>>>

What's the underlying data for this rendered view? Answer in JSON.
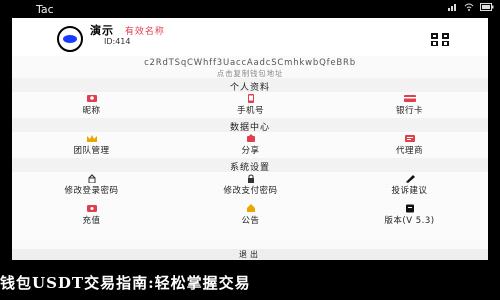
{
  "statusbar": {
    "time": "Tac"
  },
  "profile": {
    "name": "演示",
    "badge": "有效名称",
    "uid": "ID:414"
  },
  "address": {
    "value": "c2RdTSqCWhff3UaccAadcSCmhkwbQfeBRb",
    "hint": "点击复制钱包地址"
  },
  "sections": [
    {
      "title": "个人资料",
      "items": [
        {
          "label": "昵称",
          "icon": "profile-icon",
          "color": "#e0404e"
        },
        {
          "label": "手机号",
          "icon": "phone-icon",
          "color": "#e0404e"
        },
        {
          "label": "银行卡",
          "icon": "bank-card-icon",
          "color": "#e0404e"
        }
      ]
    },
    {
      "title": "数据中心",
      "items": [
        {
          "label": "团队管理",
          "icon": "crown-icon",
          "color": "#e8a800"
        },
        {
          "label": "分享",
          "icon": "share-icon",
          "color": "#e0404e"
        },
        {
          "label": "代理商",
          "icon": "agent-icon",
          "color": "#e0404e"
        }
      ]
    },
    {
      "title": "系统设置",
      "items": [
        {
          "label": "修改登录密码",
          "icon": "login-lock-icon",
          "color": "#333333"
        },
        {
          "label": "修改支付密码",
          "icon": "pay-lock-icon",
          "color": "#333333"
        },
        {
          "label": "投诉建议",
          "icon": "feedback-icon",
          "color": "#111111"
        }
      ]
    },
    {
      "title": "",
      "items": [
        {
          "label": "充值",
          "icon": "recharge-icon",
          "color": "#e0404e"
        },
        {
          "label": "公告",
          "icon": "notice-icon",
          "color": "#e8a800"
        },
        {
          "label": "版本(V 5.3)",
          "icon": "version-icon",
          "color": "#111111"
        }
      ]
    }
  ],
  "logout": {
    "label": "退出"
  },
  "caption": "钱包USDT交易指南:轻松掌握交易"
}
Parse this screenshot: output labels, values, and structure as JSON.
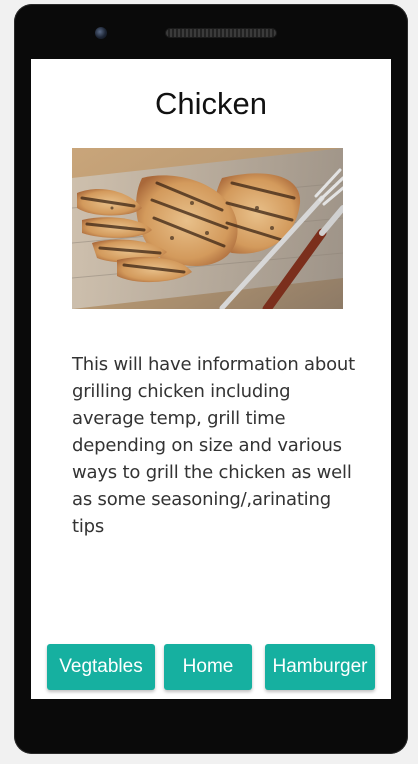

<<<

Exercise instructions: Pictures are not part of the copy; output everything else in the records exactly.

Solved exercise:
What's the underlying data for this rendered view? Answer in JSON.
{
  "statusbar": {
    "time": "Tac"
  },
  "profile": {
    "name": "演示",
    "badge": "有效名称",
    "uid": "ID:414"
  },
  "address": {
    "value": "c2RdTSqCWhff3UaccAadcSCmhkwbQfeBRb",
    "hint": "点击复制钱包地址"
  },
  "sections": [
    {
      "title": "个人资料",
      "items": [
        {
          "label": "昵称",
          "icon": "profile-icon",
          "color": "#e0404e"
        },
        {
          "label": "手机号",
          "icon": "phone-icon",
          "color": "#e0404e"
        },
        {
          "label": "银行卡",
          "icon": "bank-card-icon",
          "color": "#e0404e"
        }
      ]
    },
    {
      "title": "数据中心",
      "items": [
        {
          "label": "团队管理",
          "icon": "crown-icon",
          "color": "#e8a800"
        },
        {
          "label": "分享",
          "icon": "share-icon",
          "color": "#e0404e"
        },
        {
          "label": "代理商",
          "icon": "agent-icon",
          "color": "#e0404e"
        }
      ]
    },
    {
      "title": "系统设置",
      "items": [
        {
          "label": "修改登录密码",
          "icon": "login-lock-icon",
          "color": "#333333"
        },
        {
          "label": "修改支付密码",
          "icon": "pay-lock-icon",
          "color": "#333333"
        },
        {
          "label": "投诉建议",
          "icon": "feedback-icon",
          "color": "#111111"
        }
      ]
    },
    {
      "title": "",
      "items": [
        {
          "label": "充值",
          "icon": "recharge-icon",
          "color": "#e0404e"
        },
        {
          "label": "公告",
          "icon": "notice-icon",
          "color": "#e8a800"
        },
        {
          "label": "版本(V 5.3)",
          "icon": "version-icon",
          "color": "#111111"
        }
      ]
    }
  ],
  "logout": {
    "label": "退出"
  },
  "caption": "钱包USDT交易指南:轻松掌握交易"
}
Parse this screenshot: output labels, values, and structure as JSON.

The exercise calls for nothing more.